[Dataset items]
'''

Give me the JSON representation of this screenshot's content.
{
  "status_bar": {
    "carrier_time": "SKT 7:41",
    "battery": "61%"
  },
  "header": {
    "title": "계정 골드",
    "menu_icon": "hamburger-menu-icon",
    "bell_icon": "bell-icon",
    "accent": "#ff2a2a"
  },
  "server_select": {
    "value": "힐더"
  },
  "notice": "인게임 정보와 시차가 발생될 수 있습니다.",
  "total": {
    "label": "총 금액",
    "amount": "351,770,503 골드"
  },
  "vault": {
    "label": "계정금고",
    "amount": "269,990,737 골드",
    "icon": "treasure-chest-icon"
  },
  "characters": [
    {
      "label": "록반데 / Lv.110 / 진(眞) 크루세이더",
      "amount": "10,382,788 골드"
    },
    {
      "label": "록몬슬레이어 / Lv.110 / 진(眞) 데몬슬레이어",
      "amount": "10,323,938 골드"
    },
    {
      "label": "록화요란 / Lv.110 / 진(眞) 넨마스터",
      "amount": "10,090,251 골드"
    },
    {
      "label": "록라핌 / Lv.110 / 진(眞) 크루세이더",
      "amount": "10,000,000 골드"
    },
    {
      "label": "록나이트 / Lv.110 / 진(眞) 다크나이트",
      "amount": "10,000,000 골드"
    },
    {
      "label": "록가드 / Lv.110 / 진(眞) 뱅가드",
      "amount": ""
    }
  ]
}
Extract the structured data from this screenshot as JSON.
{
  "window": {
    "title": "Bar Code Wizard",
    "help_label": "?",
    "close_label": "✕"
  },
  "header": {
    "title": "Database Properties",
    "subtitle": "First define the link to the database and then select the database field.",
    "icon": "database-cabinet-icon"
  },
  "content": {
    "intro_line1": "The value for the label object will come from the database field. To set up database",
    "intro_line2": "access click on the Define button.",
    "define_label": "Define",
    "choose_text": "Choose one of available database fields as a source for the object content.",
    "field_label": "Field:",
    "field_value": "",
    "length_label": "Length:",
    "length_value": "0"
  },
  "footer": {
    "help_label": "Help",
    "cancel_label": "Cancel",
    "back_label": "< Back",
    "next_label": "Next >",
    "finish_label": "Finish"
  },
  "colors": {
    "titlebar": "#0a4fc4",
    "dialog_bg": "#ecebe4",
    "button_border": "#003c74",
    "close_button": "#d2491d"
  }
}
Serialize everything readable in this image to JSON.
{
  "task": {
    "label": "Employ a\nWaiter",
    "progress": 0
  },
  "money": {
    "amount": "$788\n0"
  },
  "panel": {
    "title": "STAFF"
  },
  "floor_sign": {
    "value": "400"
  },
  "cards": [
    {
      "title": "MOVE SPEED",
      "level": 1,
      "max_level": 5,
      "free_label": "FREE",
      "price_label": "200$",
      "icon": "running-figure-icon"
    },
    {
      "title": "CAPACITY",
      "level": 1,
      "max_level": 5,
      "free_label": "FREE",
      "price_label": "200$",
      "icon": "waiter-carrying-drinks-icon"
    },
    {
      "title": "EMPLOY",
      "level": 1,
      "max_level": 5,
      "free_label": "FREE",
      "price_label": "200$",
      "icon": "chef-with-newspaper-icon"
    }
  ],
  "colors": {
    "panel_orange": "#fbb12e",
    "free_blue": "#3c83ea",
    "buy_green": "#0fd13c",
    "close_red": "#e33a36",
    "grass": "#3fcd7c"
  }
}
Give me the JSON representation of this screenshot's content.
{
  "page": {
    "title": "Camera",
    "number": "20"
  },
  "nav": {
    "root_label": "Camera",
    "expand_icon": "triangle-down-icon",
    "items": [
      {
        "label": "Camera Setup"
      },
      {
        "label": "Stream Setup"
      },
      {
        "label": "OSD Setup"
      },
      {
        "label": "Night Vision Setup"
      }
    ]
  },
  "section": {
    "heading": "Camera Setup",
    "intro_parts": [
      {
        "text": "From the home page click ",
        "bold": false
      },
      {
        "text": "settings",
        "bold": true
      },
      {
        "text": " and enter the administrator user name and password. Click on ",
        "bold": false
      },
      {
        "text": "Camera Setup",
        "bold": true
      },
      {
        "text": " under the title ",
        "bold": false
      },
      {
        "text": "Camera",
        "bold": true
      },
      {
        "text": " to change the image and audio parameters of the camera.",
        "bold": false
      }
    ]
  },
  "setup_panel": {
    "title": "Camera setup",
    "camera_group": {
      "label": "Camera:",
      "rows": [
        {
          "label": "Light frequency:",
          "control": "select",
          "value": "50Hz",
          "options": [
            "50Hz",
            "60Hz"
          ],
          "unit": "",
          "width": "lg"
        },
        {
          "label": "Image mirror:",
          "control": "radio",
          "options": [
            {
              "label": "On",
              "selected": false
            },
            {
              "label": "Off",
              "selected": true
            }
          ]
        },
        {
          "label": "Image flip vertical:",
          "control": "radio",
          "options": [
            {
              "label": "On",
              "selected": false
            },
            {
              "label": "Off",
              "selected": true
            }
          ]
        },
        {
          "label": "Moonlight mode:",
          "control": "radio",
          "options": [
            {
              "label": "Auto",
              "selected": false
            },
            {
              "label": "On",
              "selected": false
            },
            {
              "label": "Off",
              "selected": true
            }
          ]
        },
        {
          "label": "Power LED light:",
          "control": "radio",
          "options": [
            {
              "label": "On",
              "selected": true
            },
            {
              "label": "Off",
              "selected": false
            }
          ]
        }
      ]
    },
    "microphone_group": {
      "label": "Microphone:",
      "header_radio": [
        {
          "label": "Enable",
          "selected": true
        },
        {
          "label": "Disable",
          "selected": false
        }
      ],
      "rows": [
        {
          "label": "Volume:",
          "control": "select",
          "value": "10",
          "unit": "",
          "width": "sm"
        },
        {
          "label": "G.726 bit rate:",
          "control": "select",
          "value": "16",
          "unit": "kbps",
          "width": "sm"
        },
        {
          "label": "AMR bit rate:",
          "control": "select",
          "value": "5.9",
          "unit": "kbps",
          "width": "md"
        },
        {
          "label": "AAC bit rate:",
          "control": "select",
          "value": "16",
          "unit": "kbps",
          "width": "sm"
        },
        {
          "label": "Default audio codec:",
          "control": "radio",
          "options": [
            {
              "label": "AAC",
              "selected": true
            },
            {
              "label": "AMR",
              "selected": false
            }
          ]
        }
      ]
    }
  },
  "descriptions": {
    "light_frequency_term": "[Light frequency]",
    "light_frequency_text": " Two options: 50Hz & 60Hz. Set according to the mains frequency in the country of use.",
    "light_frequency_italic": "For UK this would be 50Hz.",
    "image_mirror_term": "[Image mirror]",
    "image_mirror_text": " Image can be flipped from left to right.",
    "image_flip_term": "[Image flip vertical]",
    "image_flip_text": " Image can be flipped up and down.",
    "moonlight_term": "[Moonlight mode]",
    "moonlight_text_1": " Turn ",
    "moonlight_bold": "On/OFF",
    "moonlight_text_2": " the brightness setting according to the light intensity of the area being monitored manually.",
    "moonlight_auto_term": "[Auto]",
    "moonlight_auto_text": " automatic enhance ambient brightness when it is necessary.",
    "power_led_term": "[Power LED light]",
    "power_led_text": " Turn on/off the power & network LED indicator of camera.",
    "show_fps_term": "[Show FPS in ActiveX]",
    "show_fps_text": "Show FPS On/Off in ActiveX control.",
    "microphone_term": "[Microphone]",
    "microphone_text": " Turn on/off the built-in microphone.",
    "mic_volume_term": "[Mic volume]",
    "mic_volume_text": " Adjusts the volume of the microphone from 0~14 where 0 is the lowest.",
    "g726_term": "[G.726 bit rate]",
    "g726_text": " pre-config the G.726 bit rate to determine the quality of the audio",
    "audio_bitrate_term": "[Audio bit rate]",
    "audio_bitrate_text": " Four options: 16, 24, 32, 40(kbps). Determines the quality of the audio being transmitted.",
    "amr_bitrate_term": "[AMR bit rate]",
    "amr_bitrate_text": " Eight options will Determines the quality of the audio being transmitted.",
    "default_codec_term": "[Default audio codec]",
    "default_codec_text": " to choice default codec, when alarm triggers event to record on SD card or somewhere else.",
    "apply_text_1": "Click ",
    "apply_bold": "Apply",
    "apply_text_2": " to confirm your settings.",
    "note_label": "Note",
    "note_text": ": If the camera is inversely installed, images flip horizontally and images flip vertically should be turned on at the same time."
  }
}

'''

Pull every line containing "amount" from the material above.

--- COMPLETE ANSWER ---
    "amount": "351,770,503 골드"
    "amount": "269,990,737 골드",
      "amount": "10,382,788 골드"
      "amount": "10,323,938 골드"
      "amount": "10,090,251 골드"
      "amount": "10,000,000 골드"
      "amount": "10,000,000 골드"
      "amount": ""
    "amount": "$788\n0"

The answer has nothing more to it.